## Challenge
Repeat every entry in the listing below, exactly.

## Supplied records
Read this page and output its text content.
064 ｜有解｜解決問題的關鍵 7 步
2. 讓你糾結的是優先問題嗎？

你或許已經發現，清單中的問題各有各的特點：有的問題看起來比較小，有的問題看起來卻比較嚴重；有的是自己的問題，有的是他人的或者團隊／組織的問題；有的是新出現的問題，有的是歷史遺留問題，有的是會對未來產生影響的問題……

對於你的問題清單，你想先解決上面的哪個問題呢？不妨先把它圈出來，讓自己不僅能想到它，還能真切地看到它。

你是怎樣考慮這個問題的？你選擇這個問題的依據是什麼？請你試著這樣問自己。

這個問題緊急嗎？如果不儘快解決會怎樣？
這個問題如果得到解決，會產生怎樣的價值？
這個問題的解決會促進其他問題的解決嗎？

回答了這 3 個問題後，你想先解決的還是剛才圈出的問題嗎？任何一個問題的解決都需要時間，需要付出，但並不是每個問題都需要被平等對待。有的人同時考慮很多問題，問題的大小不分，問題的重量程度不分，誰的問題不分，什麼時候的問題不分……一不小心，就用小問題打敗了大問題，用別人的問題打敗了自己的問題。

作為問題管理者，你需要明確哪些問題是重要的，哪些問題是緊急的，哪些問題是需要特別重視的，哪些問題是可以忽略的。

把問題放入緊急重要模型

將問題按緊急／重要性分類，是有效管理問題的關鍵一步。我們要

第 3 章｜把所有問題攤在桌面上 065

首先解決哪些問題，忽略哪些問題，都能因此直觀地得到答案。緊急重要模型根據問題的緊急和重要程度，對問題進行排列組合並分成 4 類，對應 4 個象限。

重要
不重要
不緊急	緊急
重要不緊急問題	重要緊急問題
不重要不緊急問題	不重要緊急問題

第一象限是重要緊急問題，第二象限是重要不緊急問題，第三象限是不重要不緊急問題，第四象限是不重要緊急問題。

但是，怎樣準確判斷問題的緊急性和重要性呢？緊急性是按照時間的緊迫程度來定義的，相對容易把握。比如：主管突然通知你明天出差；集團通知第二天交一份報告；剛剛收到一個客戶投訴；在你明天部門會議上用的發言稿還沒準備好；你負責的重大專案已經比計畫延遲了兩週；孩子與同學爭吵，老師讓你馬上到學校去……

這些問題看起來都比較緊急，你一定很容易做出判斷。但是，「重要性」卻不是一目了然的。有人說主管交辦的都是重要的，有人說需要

## Result
Read this page and output its text content.
064 ｜有解｜解決問題的關鍵 7 步
2. 讓你糾結的是優先問題嗎？

你或許已經發現，清單中的問題各有各的特點：有的問題看起來比較小，有的問題看起來卻比較嚴重；有的是自己的問題，有的是他人的或者團隊／組織的問題；有的是新出現的問題，有的是歷史遺留問題，有的是會對未來產生影響的問題……

對於你的問題清單，你想先解決上面的哪個問題呢？不妨先把它圈出來，讓自己不僅能想到它，還能真切地看到它。

你是怎樣考慮這個問題的？你選擇這個問題的依據是什麼？請你試著這樣問自己。

這個問題緊急嗎？如果不儘快解決會怎樣？
這個問題如果得到解決，會產生怎樣的價值？
這個問題的解決會促進其他問題的解決嗎？

回答了這 3 個問題後，你想先解決的還是剛才圈出的問題嗎？任何一個問題的解決都需要時間，需要付出，但並不是每個問題都需要被平等對待。有的人同時考慮很多問題，問題的大小不分，問題的重量程度不分，誰的問題不分，什麼時候的問題不分……一不小心，就用小問題打敗了大問題，用別人的問題打敗了自己的問題。

作為問題管理者，你需要明確哪些問題是重要的，哪些問題是緊急的，哪些問題是需要特別重視的，哪些問題是可以忽略的。

把問題放入緊急重要模型

將問題按緊急／重要性分類，是有效管理問題的關鍵一步。我們要

第 3 章｜把所有問題攤在桌面上 065

首先解決哪些問題，忽略哪些問題，都能因此直觀地得到答案。緊急重要模型根據問題的緊急和重要程度，對問題進行排列組合並分成 4 類，對應 4 個象限。

重要
不重要
不緊急	緊急
重要不緊急問題	重要緊急問題
不重要不緊急問題	不重要緊急問題

第一象限是重要緊急問題，第二象限是重要不緊急問題，第三象限是不重要不緊急問題，第四象限是不重要緊急問題。

但是，怎樣準確判斷問題的緊急性和重要性呢？緊急性是按照時間的緊迫程度來定義的，相對容易把握。比如：主管突然通知你明天出差；集團通知第二天交一份報告；剛剛收到一個客戶投訴；在你明天部門會議上用的發言稿還沒準備好；你負責的重大專案已經比計畫延遲了兩週；孩子與同學爭吵，老師讓你馬上到學校去……

這些問題看起來都比較緊急，你一定很容易做出判斷。但是，「重要性」卻不是一目了然的。有人說主管交辦的都是重要的，有人說需要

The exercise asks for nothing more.